### Task to carry out
Drop all images and give the records again exactly.

— start of Listed records —

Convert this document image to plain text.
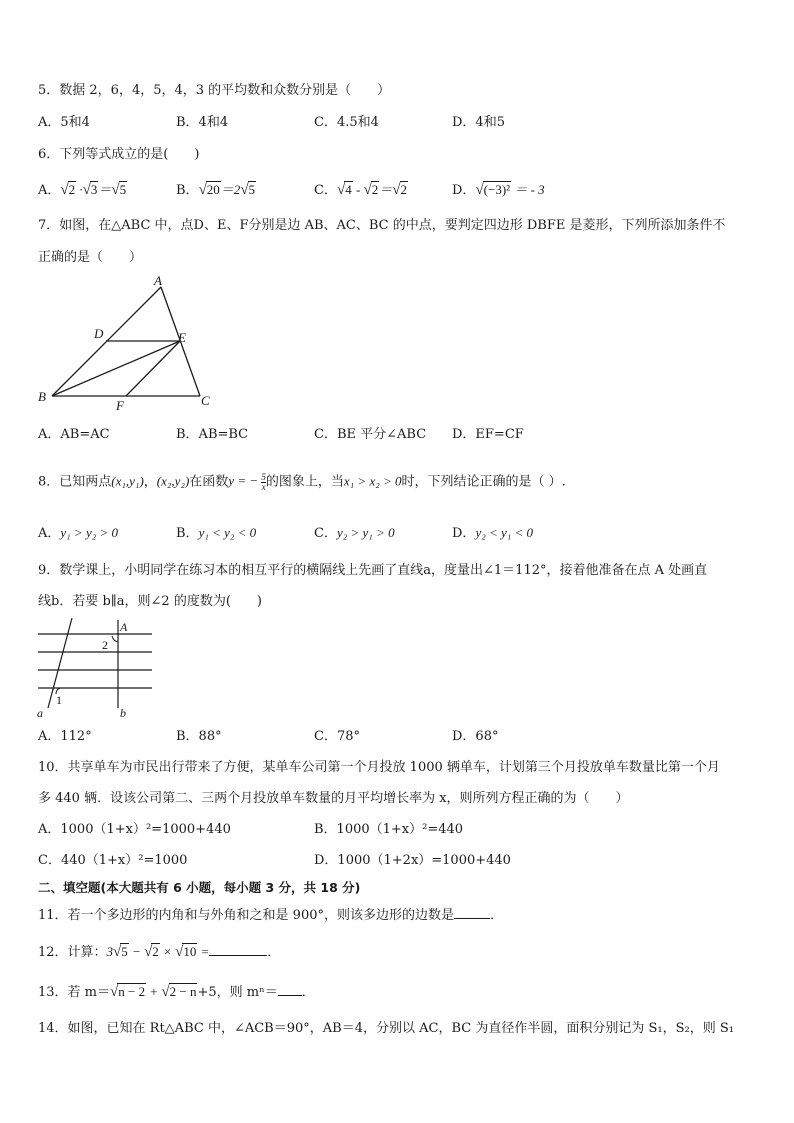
5．数据 2，6，4，5，4，3 的平均数和众数分别是（　　）
A．5和4	B．4和4	C．4.5和4	D．4和5
6．下列等式成立的是(　　)
A．√2 ·√3＝√5	B．√20＝2√5	C．√4 - √2＝√2	D．√(−3)² ＝ - 3
7．如图，在△ABC 中，点D、E、F分别是边 AB、AC、BC 的中点，要判定四边形 DBFE 是菱形，下列所添加条件不
正确的是（　　）
A
D	E
B
F	C
A．AB=AC	B．AB=BC	C．BE 平分∠ABC D．EF=CF
8．已知两点(x₁,y₁)，(x₂,y₂)在函数y = − $\frac{5}{x}$ 的图象上，当x₁ > x₂ > 0时，下列结论正确的是（ ）.
A．y₁ > y₂ > 0	B．y₁ < y₂ < 0	C．y₂ > y₁ > 0	D．y₂ < y₁ < 0
9．数学课上，小明同学在练习本的相互平行的横隔线上先画了直线a，度量出∠1＝112°，接着他准备在点 A 处画直
线b．若要 b∥a，则∠2 的度数为(　　)
A
2
1
a	b
A．112°	B．88°	C．78°	D．68°
10．共享单车为市民出行带来了方便，某单车公司第一个月投放 1000 辆单车，计划第三个月投放单车数量比第一个月
多 440 辆．设该公司第二、三两个月投放单车数量的月平均增长率为 x，则所列方程正确的为（　　）
A．1000（1+x）²=1000+440	B．1000（1+x）²=440
C．440（1+x）²=1000	D．1000（1+2x）=1000+440
二、填空题(本大题共有 6 小题，每小题 3 分，共 18 分)
11．若一个多边形的内角和与外角和之和是 900°，则该多边形的边数是	．
12．计算：3√5 − √2 × √10 =	．
13．若 m＝√n − 2 + √2 − n+5，则 mⁿ＝ ．
14．如图，已知在 Rt△ABC 中，∠ACB＝90°，AB＝4，分别以 AC，BC 为直径作半圆，面积分别记为 S₁，S₂，则 S₁
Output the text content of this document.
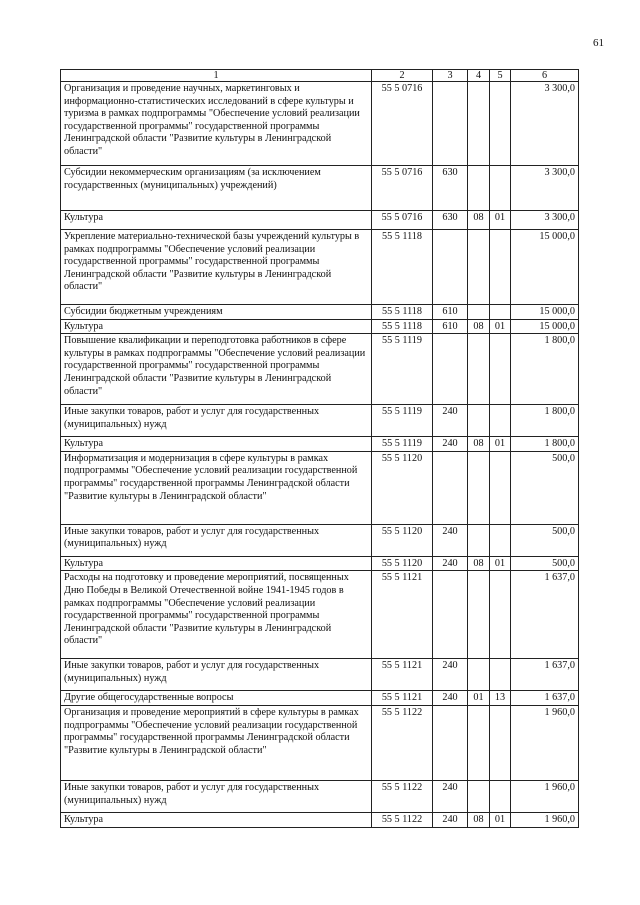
61
1	2	3	4	5	6
Организация и проведение научных, маркетинговых и информационно-статистических исследований в сфере культуры и туризма в рамках подпрограммы "Обеспечение условий реализации государственной программы" государственной программы Ленинградской области "Развитие культуры в Ленинградской области"	55 5 0716				3 300,0
Субсидии некоммерческим организациям (за исключением государственных (муниципальных) учреждений)	55 5 0716	630			3 300,0
Культура	55 5 0716	630	08	01	3 300,0
Укрепление материально-технической базы учреждений культуры в рамках подпрограммы "Обеспечение условий реализации государственной программы" государственной программы Ленинградской области "Развитие культуры в Ленинградской области"	55 5 1118				15 000,0
Субсидии бюджетным учреждениям	55 5 1118	610			15 000,0
Культура	55 5 1118	610	08	01	15 000,0
Повышение квалификации и переподготовка работников в сфере культуры в рамках подпрограммы "Обеспечение условий реализации государственной программы" государственной программы Ленинградской области "Развитие культуры в Ленинградской области"	55 5 1119				1 800,0
Иные закупки товаров, работ и услуг для государственных (муниципальных) нужд	55 5 1119	240			1 800,0
Культура	55 5 1119	240	08	01	1 800,0
Информатизация и модернизация в сфере культуры в рамках подпрограммы "Обеспечение условий реализации государственной программы" государственной программы Ленинградской области "Развитие культуры в Ленинградской области"	55 5 1120				500,0
Иные закупки товаров, работ и услуг для государственных (муниципальных) нужд	55 5 1120	240			500,0
Культура	55 5 1120	240	08	01	500,0
Расходы на подготовку и проведение мероприятий, посвященных Дню Победы в Великой Отечественной войне 1941-1945 годов в рамках подпрограммы "Обеспечение условий реализации государственной программы" государственной программы Ленинградской области "Развитие культуры в Ленинградской области"	55 5 1121				1 637,0
Иные закупки товаров, работ и услуг для государственных (муниципальных) нужд	55 5 1121	240			1 637,0
Другие общегосударственные вопросы	55 5 1121	240	01	13	1 637,0
Организация и проведение мероприятий в сфере культуры в рамках подпрограммы "Обеспечение условий реализации государственной программы" государственной программы Ленинградской области "Развитие культуры в Ленинградской области"	55 5 1122				1 960,0
Иные закупки товаров, работ и услуг для государственных (муниципальных) нужд	55 5 1122	240			1 960,0
Культура	55 5 1122	240	08	01	1 960,0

— end of Listed records —

### Task answer
Convert this document image to plain text.
5．数据 2，6，4，5，4，3 的平均数和众数分别是（　　）
A．5和4	B．4和4	C．4.5和4	D．4和5
6．下列等式成立的是(　　)
A．√2 ·√3＝√5	B．√20＝2√5	C．√4 - √2＝√2	D．√(−3)² ＝ - 3
7．如图，在△ABC 中，点D、E、F分别是边 AB、AC、BC 的中点，要判定四边形 DBFE 是菱形，下列所添加条件不
正确的是（　　）
A
D	E
B
F	C
A．AB=AC	B．AB=BC	C．BE 平分∠ABC D．EF=CF
8．已知两点(x₁,y₁)，(x₂,y₂)在函数y = − $\frac{5}{x}$ 的图象上，当x₁ > x₂ > 0时，下列结论正确的是（ ）.
A．y₁ > y₂ > 0	B．y₁ < y₂ < 0	C．y₂ > y₁ > 0	D．y₂ < y₁ < 0
9．数学课上，小明同学在练习本的相互平行的横隔线上先画了直线a，度量出∠1＝112°，接着他准备在点 A 处画直
线b．若要 b∥a，则∠2 的度数为(　　)
A
2
1
a	b
A．112°	B．88°	C．78°	D．68°
10．共享单车为市民出行带来了方便，某单车公司第一个月投放 1000 辆单车，计划第三个月投放单车数量比第一个月
多 440 辆．设该公司第二、三两个月投放单车数量的月平均增长率为 x，则所列方程正确的为（　　）
A．1000（1+x）²=1000+440	B．1000（1+x）²=440
C．440（1+x）²=1000	D．1000（1+2x）=1000+440
二、填空题(本大题共有 6 小题，每小题 3 分，共 18 分)
11．若一个多边形的内角和与外角和之和是 900°，则该多边形的边数是	．
12．计算：3√5 − √2 × √10 =	．
13．若 m＝√n − 2 + √2 − n+5，则 mⁿ＝ ．
14．如图，已知在 Rt△ABC 中，∠ACB＝90°，AB＝4，分别以 AC，BC 为直径作半圆，面积分别记为 S₁，S₂，则 S₁
Output the text content of this document.
61
1	2	3	4	5	6
Организация и проведение научных, маркетинговых и информационно-статистических исследований в сфере культуры и туризма в рамках подпрограммы "Обеспечение условий реализации государственной программы" государственной программы Ленинградской области "Развитие культуры в Ленинградской области"	55 5 0716				3 300,0
Субсидии некоммерческим организациям (за исключением государственных (муниципальных) учреждений)	55 5 0716	630			3 300,0
Культура	55 5 0716	630	08	01	3 300,0
Укрепление материально-технической базы учреждений культуры в рамках подпрограммы "Обеспечение условий реализации государственной программы" государственной программы Ленинградской области "Развитие культуры в Ленинградской области"	55 5 1118				15 000,0
Субсидии бюджетным учреждениям	55 5 1118	610			15 000,0
Культура	55 5 1118	610	08	01	15 000,0
Повышение квалификации и переподготовка работников в сфере культуры в рамках подпрограммы "Обеспечение условий реализации государственной программы" государственной программы Ленинградской области "Развитие культуры в Ленинградской области"	55 5 1119				1 800,0
Иные закупки товаров, работ и услуг для государственных (муниципальных) нужд	55 5 1119	240			1 800,0
Культура	55 5 1119	240	08	01	1 800,0
Информатизация и модернизация в сфере культуры в рамках подпрограммы "Обеспечение условий реализации государственной программы" государственной программы Ленинградской области "Развитие культуры в Ленинградской области"	55 5 1120				500,0
Иные закупки товаров, работ и услуг для государственных (муниципальных) нужд	55 5 1120	240			500,0
Культура	55 5 1120	240	08	01	500,0
Расходы на подготовку и проведение мероприятий, посвященных Дню Победы в Великой Отечественной войне 1941-1945 годов в рамках подпрограммы "Обеспечение условий реализации государственной программы" государственной программы Ленинградской области "Развитие культуры в Ленинградской области"	55 5 1121				1 637,0
Иные закупки товаров, работ и услуг для государственных (муниципальных) нужд	55 5 1121	240			1 637,0
Другие общегосударственные вопросы	55 5 1121	240	01	13	1 637,0
Организация и проведение мероприятий в сфере культуры в рамках подпрограммы "Обеспечение условий реализации государственной программы" государственной программы Ленинградской области "Развитие культуры в Ленинградской области"	55 5 1122				1 960,0
Иные закупки товаров, работ и услуг для государственных (муниципальных) нужд	55 5 1122	240			1 960,0
Культура	55 5 1122	240	08	01	1 960,0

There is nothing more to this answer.